[Supplied data start]

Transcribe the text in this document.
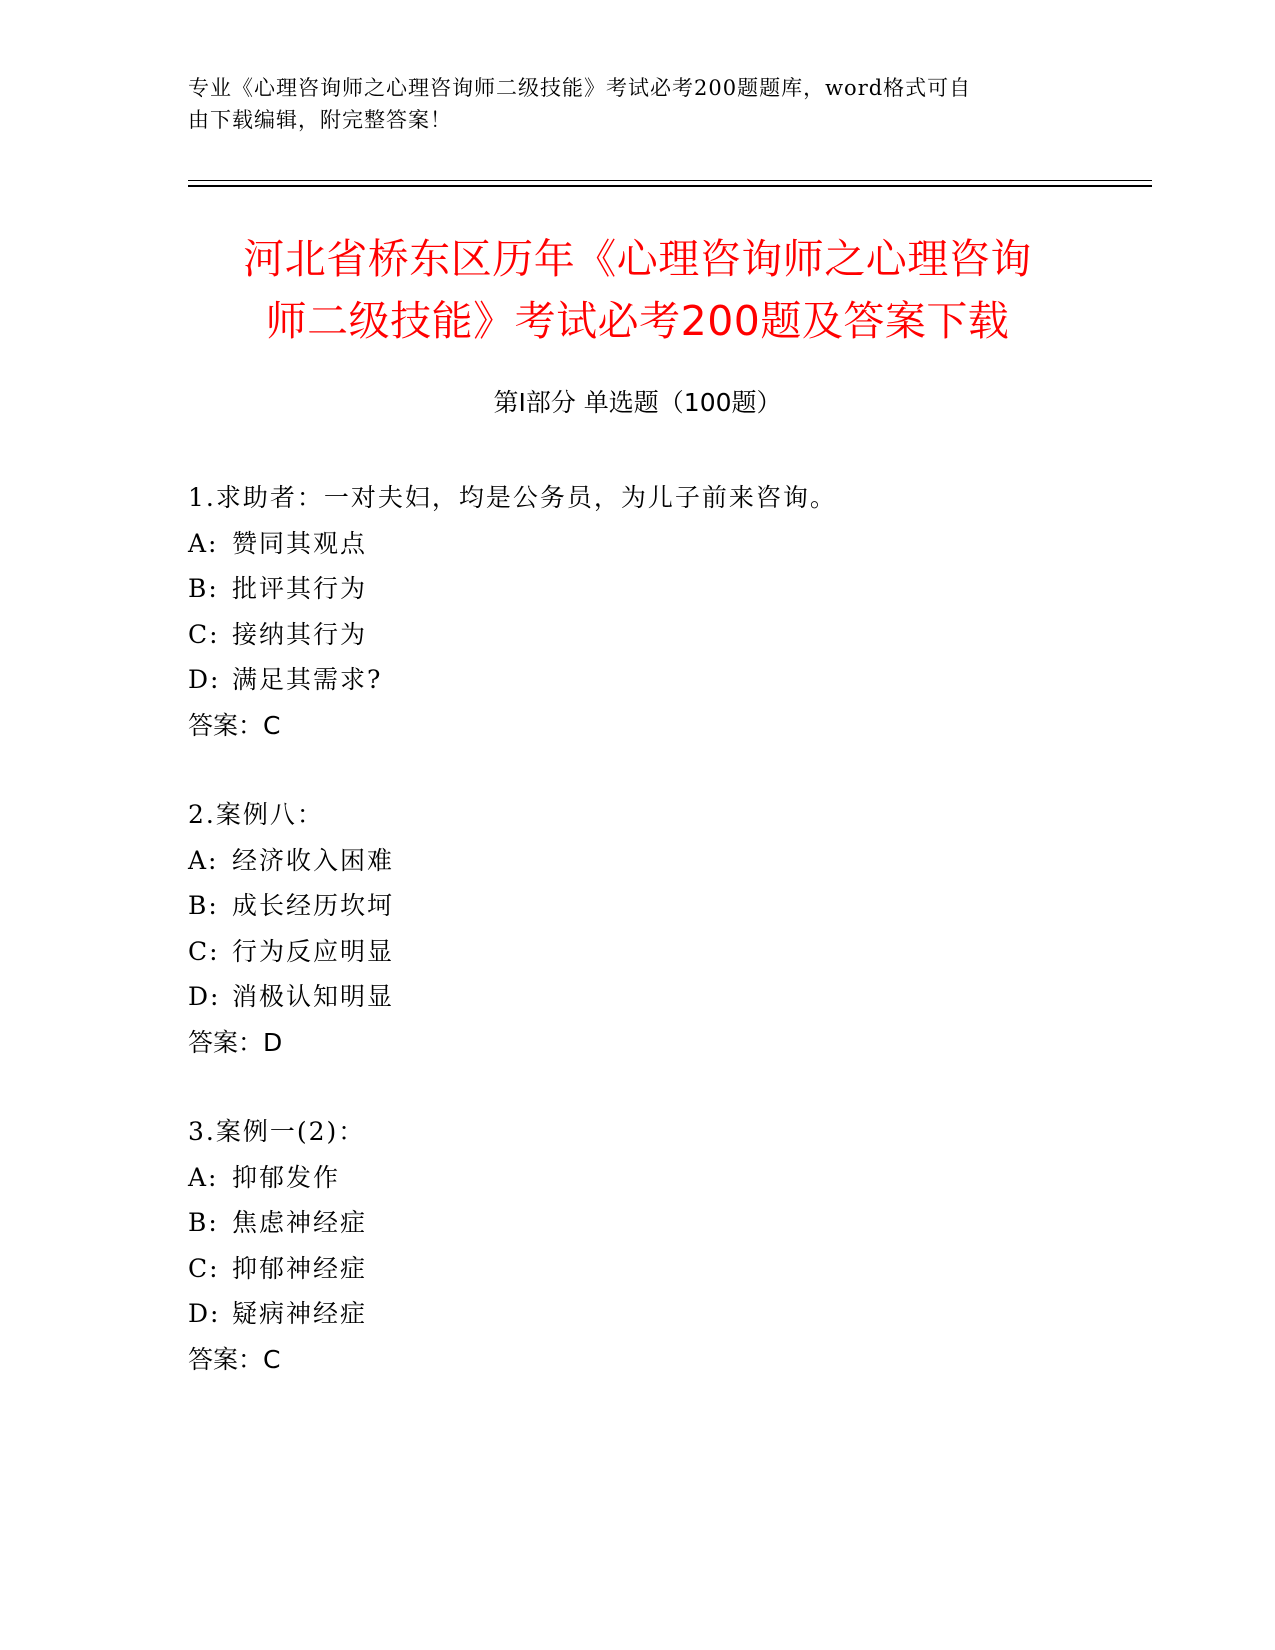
专业《心理咨询师之心理咨询师二级技能》考试必考200题题库，word格式可自
由下载编辑，附完整答案！
河北省桥东区历年《心理咨询师之心理咨询
师二级技能》考试必考200题及答案下载
第Ⅰ部分 单选题（100题）
1.求助者：一对夫妇，均是公务员，为儿子前来咨询。
A: 赞同其观点
B: 批评其行为
C: 接纳其行为
D: 满足其需求?
答案：C
2.案例八：
A: 经济收入困难
B: 成长经历坎坷
C: 行为反应明显
D: 消极认知明显
答案：D
3.案例一(2)：
A: 抑郁发作
B: 焦虑神经症
C: 抑郁神经症
D: 疑病神经症
答案：C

[Supplied data end]

*Task statement:* Retype the whole listing exactly and leave the pictures out.

*Task result:*
Transcribe the text in this document.
专业《心理咨询师之心理咨询师二级技能》考试必考200题题库，word格式可自
由下载编辑，附完整答案！
河北省桥东区历年《心理咨询师之心理咨询
师二级技能》考试必考200题及答案下载
第Ⅰ部分 单选题（100题）
1.求助者：一对夫妇，均是公务员，为儿子前来咨询。
A: 赞同其观点
B: 批评其行为
C: 接纳其行为
D: 满足其需求?
答案：C
2.案例八：
A: 经济收入困难
B: 成长经历坎坷
C: 行为反应明显
D: 消极认知明显
答案：D
3.案例一(2)：
A: 抑郁发作
B: 焦虑神经症
C: 抑郁神经症
D: 疑病神经症
答案：C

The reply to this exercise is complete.